AIM: How many lines in these records hold the string "ذلـك"? State only that number.

^^^^^^^^

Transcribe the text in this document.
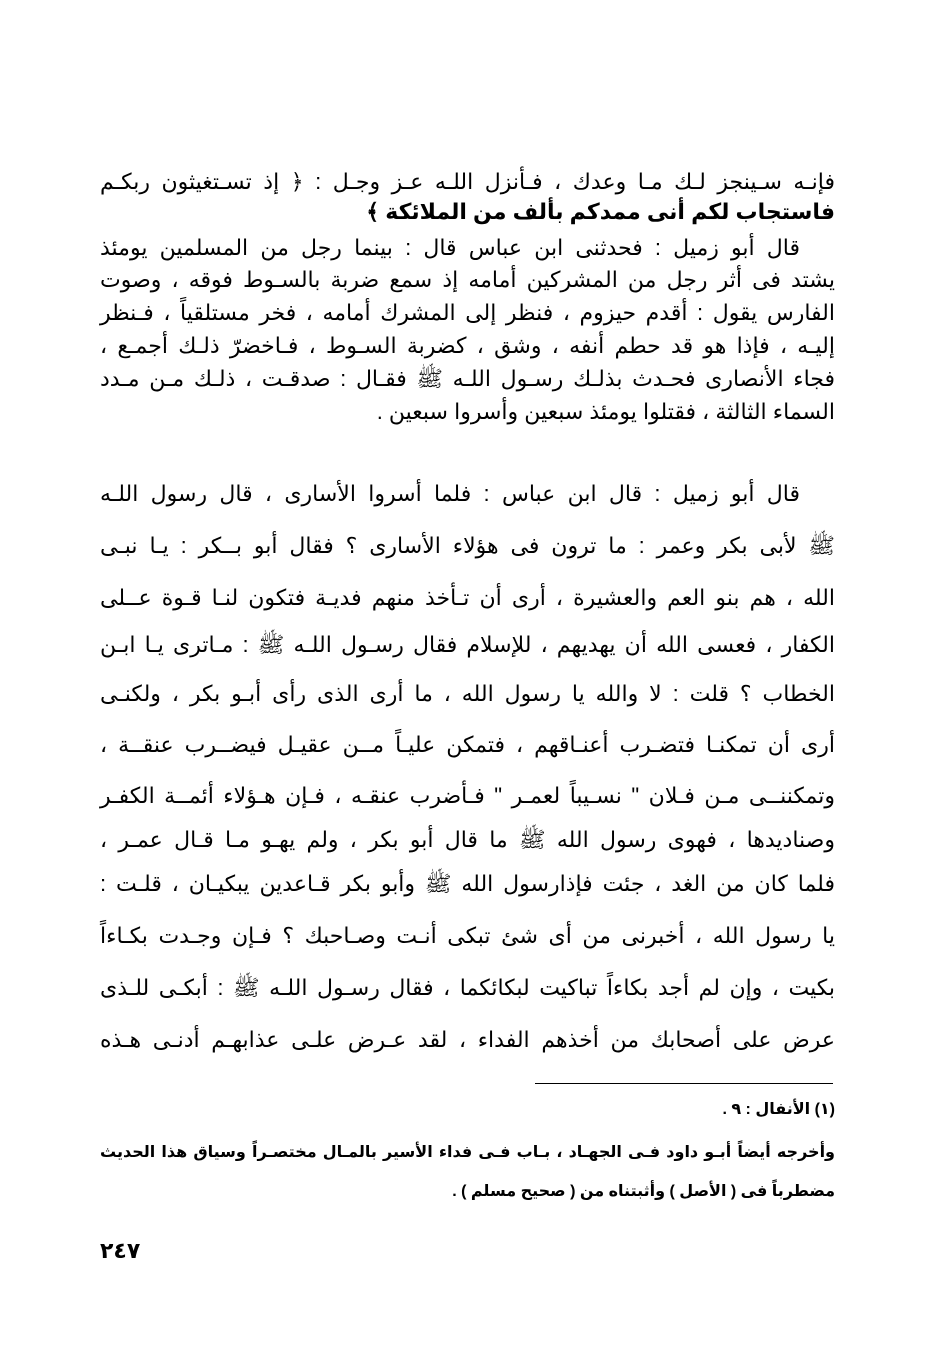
فإنـه سـينجز لـك مـا وعدك ، فـأنزل اللـه عـز وجـل : ﴿ إذ تسـتغيثون ربكـم
فاستجاب لكم أنى ممدكم بألف من الملائكة ﴾
قال أبو زميل : فحدثنى ابن عباس قال : بينما رجل من المسلمين يومئذ
يشتد فى أثر رجل من المشركين أمامه إذ سمع ضربة بالسـوط فوقه ، وصوت
الفارس يقول : أقدم حيزوم ، فنظر إلى المشرك أمامه ، فخر مستلقياً ، فـنظر
إليـه ، فإذا هو قد حطم أنفه ، وشق ، كضربة السـوط ، فـاخضرّ ذلـك أجمـع ،
فجاء الأنصارى فحـدث بذلـك رسـول اللـه ﷺ فقـال : صدقـت ، ذلـك مـن مـدد
السماء الثالثة ، فقتلوا يومئذ سبعين وأسروا سبعين .
قال أبو زميل : قال ابن عباس : فلما أسروا الأسارى ، قال رسول اللـه
ﷺ لأبى بكر وعمر : ما ترون فى هؤلاء الأسارى ؟ فقال أبو بــكر : يـا نبـى
الله ، هم بنو العم والعشيرة ، أرى أن تـأخذ منهم فديـة فتكون لنـا قـوة عــلى
الكفار ، فعسى الله أن يهديهم ، للإسلام فقال رسـول اللـه ﷺ : مـاترى يـا ابـن
الخطاب ؟ قلت : لا والله يا رسول الله ، ما أرى الذى رأى أبـو بكر ، ولكنـى
أرى أن تمكنـا فتضـرب أعنـاقهم ، فتمكن عليـاً مــن عقيـل فيضــرب عنقــة ،
وتمكننــى مـن فـلان " نسـيباً لعمـر " فـأضرب عنقـه ، فـإن هـؤلاء أئمــة الكفـر
وصناديدها ، فهوى رسول الله ﷺ ما قال أبو بكر ، ولم يهـو مـا قـال عمـر ،
فلما كان من الغد ، جئت فإذارسول الله ﷺ وأبو بكر قـاعدين يبكيـان ، قلـت :
يا رسول الله ، أخبرنى من أى شئ تبكى أنـت وصـاحبك ؟ فـإن وجـدت بكـاءاً
بكيت ، وإن لم أجد بكاءاً تباكيت لبكائكما ، فقال رسـول اللـه ﷺ : أبكـى للـذى
عرض على أصحابك من أخذهم الفداء ، لقد عـرض علـى عذابهـم أدنـى هـذه
(١) الأنفال : ٩ .
وأخرجه أيضاً أبـو داود فـى الجهـاد ، بـاب فـى فداء الأسير بالمـال مختصـراً وسياق هذا الحديث
مضطرباً فى ( الأصل ) وأثبتناه من ( صحيح مسلم ) .
٢٤٧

^^^^^^^^

TASK OUTPUT: 2